TASK TO COMPLETE >> Wherever the string "南京条约" occurs in a line of these records, report that line.

—————

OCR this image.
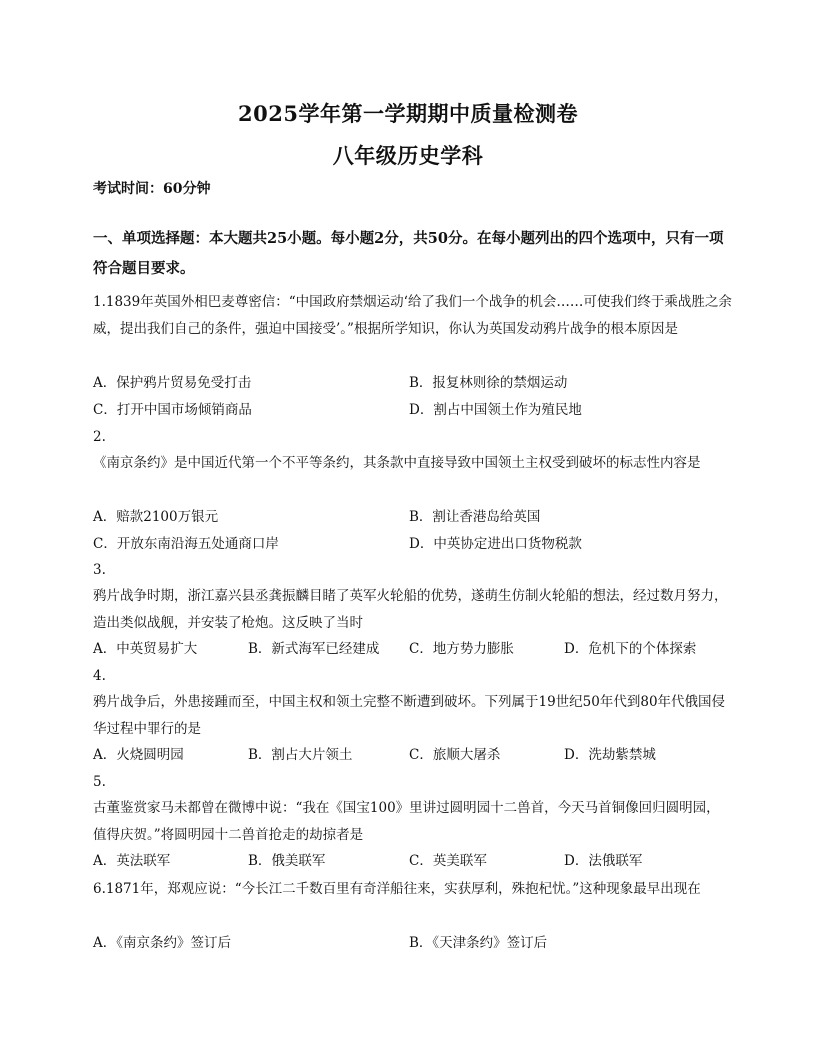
2025学年第一学期期中质量检测卷
八年级历史学科
考试时间：60分钟
一、单项选择题：本大题共25小题。每小题2分，共50分。在每小题列出的四个选项中，只有一项符合题目要求。
1.1839年英国外相巴麦尊密信：“中国政府禁烟运动‘给了我们一个战争的机会……可使我们终于乘战胜之余威，提出我们自己的条件，强迫中国接受’。”根据所学知识，你认为英国发动鸦片战争的根本原因是
A．保护鸦片贸易免受打击	B．报复林则徐的禁烟运动
C．打开中国市场倾销商品	D．割占中国领土作为殖民地
2.
《南京条约》是中国近代第一个不平等条约，其条款中直接导致中国领土主权受到破坏的标志性内容是
A．赔款2100万银元	B．割让香港岛给英国
C．开放东南沿海五处通商口岸	D．中英协定进出口货物税款
3.
鸦片战争时期，浙江嘉兴县丞龚振麟目睹了英军火轮船的优势，遂萌生仿制火轮船的想法，经过数月努力，造出类似战舰，并安装了枪炮。这反映了当时
A．中英贸易扩大	B．新式海军已经建成 C．地方势力膨胀	D．危机下的个体探索
4.
鸦片战争后，外患接踵而至，中国主权和领土完整不断遭到破坏。下列属于19世纪50年代到80年代俄国侵华过程中罪行的是
A．火烧圆明园	B．割占大片领土	C．旅顺大屠杀	D．洗劫紫禁城
5.
古董鉴赏家马未都曾在微博中说：“我在《国宝100》里讲过圆明园十二兽首，今天马首铜像回归圆明园，值得庆贺。”将圆明园十二兽首抢走的劫掠者是
A．英法联军	B．俄美联军	C．英美联军	D．法俄联军
6.1871年，郑观应说：“今长江二千数百里有奇洋船往来，实获厚利，殊抱杞忧。”这种现象最早出现在
A．《南京条约》签订后	B．《天津条约》签订后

—————

COMPLETE OUTPUT >>
《南京条约》是中国近代第一个不平等条约，其条款中直接导致中国领土主权受到破坏的标志性内容是
A．《南京条约》签订后	B．《天津条约》签订后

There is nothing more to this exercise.